◆ **Problem statement**: Copy out these lines, switching "upward" to "downward" and leaving everything else the same.

◆ **Record extracts**:
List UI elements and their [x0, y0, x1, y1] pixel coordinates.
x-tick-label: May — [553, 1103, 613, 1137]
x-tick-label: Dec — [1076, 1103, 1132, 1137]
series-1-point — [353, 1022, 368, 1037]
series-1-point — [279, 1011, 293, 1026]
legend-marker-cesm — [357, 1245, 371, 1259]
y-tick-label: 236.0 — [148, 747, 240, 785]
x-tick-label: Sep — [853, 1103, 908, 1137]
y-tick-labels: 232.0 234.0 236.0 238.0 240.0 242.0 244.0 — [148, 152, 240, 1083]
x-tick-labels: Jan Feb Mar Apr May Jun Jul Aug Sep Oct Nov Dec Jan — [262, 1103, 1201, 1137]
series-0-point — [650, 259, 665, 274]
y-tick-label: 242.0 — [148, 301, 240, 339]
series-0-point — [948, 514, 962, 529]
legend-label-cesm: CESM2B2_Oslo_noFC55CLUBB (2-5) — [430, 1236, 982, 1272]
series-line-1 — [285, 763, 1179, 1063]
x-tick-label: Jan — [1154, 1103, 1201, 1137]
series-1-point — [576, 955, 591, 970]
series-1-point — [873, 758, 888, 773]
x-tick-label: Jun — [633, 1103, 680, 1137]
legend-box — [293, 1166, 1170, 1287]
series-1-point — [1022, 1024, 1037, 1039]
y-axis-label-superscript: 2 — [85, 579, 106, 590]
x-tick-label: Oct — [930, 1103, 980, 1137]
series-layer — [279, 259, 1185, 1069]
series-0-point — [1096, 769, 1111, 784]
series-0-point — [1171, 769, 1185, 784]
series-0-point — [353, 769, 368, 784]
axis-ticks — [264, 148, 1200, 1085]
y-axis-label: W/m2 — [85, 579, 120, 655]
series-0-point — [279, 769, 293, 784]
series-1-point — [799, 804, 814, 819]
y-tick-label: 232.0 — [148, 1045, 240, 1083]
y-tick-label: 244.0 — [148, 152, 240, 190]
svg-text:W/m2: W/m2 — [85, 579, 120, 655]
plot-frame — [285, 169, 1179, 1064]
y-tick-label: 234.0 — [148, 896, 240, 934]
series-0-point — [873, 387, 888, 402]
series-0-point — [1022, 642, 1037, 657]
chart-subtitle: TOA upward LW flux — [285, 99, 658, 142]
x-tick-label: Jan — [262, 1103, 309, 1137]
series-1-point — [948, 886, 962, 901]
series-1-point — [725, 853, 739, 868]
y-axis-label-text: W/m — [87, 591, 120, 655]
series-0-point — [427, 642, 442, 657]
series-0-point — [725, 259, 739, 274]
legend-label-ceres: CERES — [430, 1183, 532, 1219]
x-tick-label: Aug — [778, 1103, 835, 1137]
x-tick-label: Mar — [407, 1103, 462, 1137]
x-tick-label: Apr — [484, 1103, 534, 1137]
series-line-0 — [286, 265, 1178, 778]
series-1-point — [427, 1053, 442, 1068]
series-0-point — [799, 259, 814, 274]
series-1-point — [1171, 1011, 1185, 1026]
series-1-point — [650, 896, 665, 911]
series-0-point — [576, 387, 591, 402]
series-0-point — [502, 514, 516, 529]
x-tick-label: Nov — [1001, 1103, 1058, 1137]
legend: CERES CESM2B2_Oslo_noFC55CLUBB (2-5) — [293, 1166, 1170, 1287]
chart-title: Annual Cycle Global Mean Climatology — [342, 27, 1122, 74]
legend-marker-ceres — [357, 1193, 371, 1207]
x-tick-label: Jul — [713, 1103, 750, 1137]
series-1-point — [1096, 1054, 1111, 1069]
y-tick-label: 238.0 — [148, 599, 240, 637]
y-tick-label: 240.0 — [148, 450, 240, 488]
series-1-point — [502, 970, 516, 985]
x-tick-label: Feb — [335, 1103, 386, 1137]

◆ **Answer to this problem**:
List UI elements and their [x0, y0, x1, y1] pixel coordinates.
x-tick-label: May — [553, 1103, 613, 1137]
x-tick-label: Dec — [1076, 1103, 1132, 1137]
series-1-point — [353, 1022, 368, 1037]
series-1-point — [279, 1011, 293, 1026]
legend-marker-cesm — [357, 1245, 371, 1259]
y-tick-label: 236.0 — [148, 747, 240, 785]
x-tick-label: Sep — [853, 1103, 908, 1137]
y-tick-labels: 232.0 234.0 236.0 238.0 240.0 242.0 244.0 — [148, 152, 240, 1083]
x-tick-labels: Jan Feb Mar Apr May Jun Jul Aug Sep Oct Nov Dec Jan — [262, 1103, 1201, 1137]
series-0-point — [650, 259, 665, 274]
y-tick-label: 242.0 — [148, 301, 240, 339]
series-0-point — [948, 514, 962, 529]
legend-label-cesm: CESM2B2_Oslo_noFC55CLUBB (2-5) — [430, 1236, 982, 1272]
series-line-1 — [285, 763, 1179, 1063]
x-tick-label: Jan — [1154, 1103, 1201, 1137]
series-1-point — [576, 955, 591, 970]
series-1-point — [873, 758, 888, 773]
x-tick-label: Jun — [633, 1103, 680, 1137]
legend-box — [293, 1166, 1170, 1287]
series-1-point — [1022, 1024, 1037, 1039]
y-axis-label-superscript: 2 — [85, 579, 106, 590]
x-tick-label: Oct — [930, 1103, 980, 1137]
series-layer — [279, 259, 1185, 1069]
series-0-point — [1096, 769, 1111, 784]
series-0-point — [1171, 769, 1185, 784]
series-0-point — [353, 769, 368, 784]
axis-ticks — [264, 148, 1200, 1085]
y-axis-label: W/m2 — [85, 579, 120, 655]
series-0-point — [279, 769, 293, 784]
series-1-point — [799, 804, 814, 819]
y-tick-label: 232.0 — [148, 1045, 240, 1083]
y-tick-label: 244.0 — [148, 152, 240, 190]
svg-text:W/m2: W/m2 — [85, 579, 120, 655]
plot-frame — [285, 169, 1179, 1064]
y-tick-label: 234.0 — [148, 896, 240, 934]
series-0-point — [873, 387, 888, 402]
series-0-point — [1022, 642, 1037, 657]
chart-subtitle: TOA downward LW flux — [285, 99, 658, 142]
x-tick-label: Jan — [262, 1103, 309, 1137]
series-1-point — [948, 886, 962, 901]
series-1-point — [725, 853, 739, 868]
y-axis-label-text: W/m — [87, 591, 120, 655]
series-0-point — [427, 642, 442, 657]
series-0-point — [725, 259, 739, 274]
legend-label-ceres: CERES — [430, 1183, 532, 1219]
x-tick-label: Aug — [778, 1103, 835, 1137]
x-tick-label: Mar — [407, 1103, 462, 1137]
x-tick-label: Apr — [484, 1103, 534, 1137]
series-line-0 — [286, 265, 1178, 778]
series-1-point — [427, 1053, 442, 1068]
series-0-point — [799, 259, 814, 274]
series-1-point — [1171, 1011, 1185, 1026]
series-1-point — [650, 896, 665, 911]
series-0-point — [576, 387, 591, 402]
series-0-point — [502, 514, 516, 529]
x-tick-label: Nov — [1001, 1103, 1058, 1137]
legend: CERES CESM2B2_Oslo_noFC55CLUBB (2-5) — [293, 1166, 1170, 1287]
chart-title: Annual Cycle Global Mean Climatology — [342, 27, 1122, 74]
legend-marker-ceres — [357, 1193, 371, 1207]
x-tick-label: Jul — [713, 1103, 750, 1137]
series-1-point — [1096, 1054, 1111, 1069]
y-tick-label: 238.0 — [148, 599, 240, 637]
y-tick-label: 240.0 — [148, 450, 240, 488]
series-1-point — [502, 970, 516, 985]
x-tick-label: Feb — [335, 1103, 386, 1137]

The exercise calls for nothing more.